* Set task
Scan the records and identify every line in which the string "BOGADO" occurs, then return those lines.
################
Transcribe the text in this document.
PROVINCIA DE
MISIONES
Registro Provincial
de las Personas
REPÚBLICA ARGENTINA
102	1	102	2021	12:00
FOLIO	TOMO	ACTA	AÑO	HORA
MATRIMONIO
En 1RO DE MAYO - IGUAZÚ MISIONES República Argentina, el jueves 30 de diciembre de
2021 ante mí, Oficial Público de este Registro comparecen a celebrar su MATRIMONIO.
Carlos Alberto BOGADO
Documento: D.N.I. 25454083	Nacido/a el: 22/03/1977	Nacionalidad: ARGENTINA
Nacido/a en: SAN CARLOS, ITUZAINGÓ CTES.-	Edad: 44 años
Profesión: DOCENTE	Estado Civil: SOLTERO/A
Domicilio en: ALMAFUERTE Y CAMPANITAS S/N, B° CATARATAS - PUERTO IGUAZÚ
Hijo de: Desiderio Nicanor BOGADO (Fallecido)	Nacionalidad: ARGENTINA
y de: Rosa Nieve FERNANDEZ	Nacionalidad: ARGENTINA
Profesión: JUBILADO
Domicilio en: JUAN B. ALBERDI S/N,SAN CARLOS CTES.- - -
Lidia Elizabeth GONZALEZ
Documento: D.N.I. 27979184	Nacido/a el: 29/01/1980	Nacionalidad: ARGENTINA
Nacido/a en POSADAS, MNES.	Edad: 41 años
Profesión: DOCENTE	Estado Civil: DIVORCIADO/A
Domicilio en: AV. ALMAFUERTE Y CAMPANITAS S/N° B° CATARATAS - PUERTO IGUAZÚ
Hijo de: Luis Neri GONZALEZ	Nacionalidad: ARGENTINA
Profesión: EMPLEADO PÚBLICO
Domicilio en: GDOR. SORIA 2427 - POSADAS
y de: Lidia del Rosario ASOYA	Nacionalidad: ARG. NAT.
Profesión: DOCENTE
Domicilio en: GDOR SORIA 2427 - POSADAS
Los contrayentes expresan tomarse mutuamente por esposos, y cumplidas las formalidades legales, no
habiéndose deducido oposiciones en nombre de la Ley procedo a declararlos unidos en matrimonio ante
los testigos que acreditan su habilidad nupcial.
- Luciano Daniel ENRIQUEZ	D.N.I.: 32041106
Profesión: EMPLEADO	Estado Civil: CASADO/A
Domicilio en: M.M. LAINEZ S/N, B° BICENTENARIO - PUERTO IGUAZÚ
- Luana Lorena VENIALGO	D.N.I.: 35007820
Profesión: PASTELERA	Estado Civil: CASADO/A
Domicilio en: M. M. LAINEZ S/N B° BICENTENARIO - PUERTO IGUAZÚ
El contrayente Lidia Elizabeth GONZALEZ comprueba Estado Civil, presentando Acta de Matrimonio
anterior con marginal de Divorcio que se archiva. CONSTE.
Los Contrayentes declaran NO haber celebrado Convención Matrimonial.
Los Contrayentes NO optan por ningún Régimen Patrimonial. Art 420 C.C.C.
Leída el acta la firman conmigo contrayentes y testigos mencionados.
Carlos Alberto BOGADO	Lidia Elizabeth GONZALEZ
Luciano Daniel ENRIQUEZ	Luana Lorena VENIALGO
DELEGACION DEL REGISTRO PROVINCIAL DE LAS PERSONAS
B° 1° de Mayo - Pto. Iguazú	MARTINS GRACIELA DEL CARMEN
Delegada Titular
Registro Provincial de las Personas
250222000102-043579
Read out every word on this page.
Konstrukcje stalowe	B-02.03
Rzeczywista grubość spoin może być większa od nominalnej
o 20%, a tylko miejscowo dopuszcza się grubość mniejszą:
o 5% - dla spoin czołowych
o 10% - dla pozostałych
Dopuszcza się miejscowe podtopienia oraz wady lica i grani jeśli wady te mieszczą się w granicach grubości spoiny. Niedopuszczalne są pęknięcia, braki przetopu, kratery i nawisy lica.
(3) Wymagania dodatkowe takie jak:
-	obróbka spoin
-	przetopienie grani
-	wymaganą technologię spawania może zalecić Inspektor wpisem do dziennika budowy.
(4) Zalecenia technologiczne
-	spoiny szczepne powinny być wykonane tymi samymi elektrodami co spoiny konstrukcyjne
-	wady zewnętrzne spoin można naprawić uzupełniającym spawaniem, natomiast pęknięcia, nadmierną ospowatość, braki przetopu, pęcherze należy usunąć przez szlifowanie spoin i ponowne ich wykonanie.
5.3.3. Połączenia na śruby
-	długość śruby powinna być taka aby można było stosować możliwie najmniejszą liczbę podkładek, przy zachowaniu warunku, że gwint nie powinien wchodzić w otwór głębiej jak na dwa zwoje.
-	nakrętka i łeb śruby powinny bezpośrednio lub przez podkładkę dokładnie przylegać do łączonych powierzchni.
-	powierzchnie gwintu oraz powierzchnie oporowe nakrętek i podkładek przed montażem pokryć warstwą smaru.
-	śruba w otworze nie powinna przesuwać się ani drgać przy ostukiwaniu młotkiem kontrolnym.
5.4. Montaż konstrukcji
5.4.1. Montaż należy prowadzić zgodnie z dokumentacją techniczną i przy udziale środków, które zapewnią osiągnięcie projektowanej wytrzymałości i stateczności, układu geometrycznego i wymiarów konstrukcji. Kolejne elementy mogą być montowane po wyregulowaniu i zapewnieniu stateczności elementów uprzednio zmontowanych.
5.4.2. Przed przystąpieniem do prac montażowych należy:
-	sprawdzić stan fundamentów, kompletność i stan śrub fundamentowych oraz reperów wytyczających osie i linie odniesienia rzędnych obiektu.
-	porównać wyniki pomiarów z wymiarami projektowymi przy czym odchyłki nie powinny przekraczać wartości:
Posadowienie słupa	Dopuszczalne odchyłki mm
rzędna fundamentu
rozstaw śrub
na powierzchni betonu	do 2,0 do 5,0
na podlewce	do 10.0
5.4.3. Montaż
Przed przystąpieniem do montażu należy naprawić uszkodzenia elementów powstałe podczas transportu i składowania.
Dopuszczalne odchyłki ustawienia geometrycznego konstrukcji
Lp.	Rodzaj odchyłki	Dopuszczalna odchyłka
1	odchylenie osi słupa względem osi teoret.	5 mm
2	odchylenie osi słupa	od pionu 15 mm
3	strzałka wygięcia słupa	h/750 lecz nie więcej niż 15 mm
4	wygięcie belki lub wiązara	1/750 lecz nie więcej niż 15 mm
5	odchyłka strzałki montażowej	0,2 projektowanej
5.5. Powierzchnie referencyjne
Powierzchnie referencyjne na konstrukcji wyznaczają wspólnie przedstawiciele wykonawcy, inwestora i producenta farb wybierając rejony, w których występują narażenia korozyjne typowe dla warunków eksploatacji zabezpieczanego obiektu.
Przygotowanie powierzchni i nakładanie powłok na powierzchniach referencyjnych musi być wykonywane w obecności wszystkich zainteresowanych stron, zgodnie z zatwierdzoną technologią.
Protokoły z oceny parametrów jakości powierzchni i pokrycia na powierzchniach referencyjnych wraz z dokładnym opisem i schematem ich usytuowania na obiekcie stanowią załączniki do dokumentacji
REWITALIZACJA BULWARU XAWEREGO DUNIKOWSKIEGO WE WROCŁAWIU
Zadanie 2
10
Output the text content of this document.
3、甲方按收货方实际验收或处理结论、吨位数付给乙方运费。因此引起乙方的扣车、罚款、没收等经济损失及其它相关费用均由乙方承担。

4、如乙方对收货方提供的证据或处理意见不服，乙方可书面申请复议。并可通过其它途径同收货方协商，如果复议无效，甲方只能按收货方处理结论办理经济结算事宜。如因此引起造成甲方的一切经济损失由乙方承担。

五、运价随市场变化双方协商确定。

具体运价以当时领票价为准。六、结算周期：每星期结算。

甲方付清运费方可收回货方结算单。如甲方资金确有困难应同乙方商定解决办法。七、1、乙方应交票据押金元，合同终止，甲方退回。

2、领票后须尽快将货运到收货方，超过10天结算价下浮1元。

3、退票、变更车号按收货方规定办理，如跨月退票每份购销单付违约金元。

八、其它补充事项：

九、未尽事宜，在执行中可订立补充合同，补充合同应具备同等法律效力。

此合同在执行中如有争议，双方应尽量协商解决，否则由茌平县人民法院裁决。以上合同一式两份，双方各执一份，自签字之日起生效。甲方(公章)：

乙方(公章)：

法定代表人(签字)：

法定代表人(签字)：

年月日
################
* Finished answer
Carlos Alberto BOGADO
Hijo de: Desiderio Nicanor BOGADO (Fallecido)	Nacionalidad: ARGENTINA
Carlos Alberto BOGADO	Lidia Elizabeth GONZALEZ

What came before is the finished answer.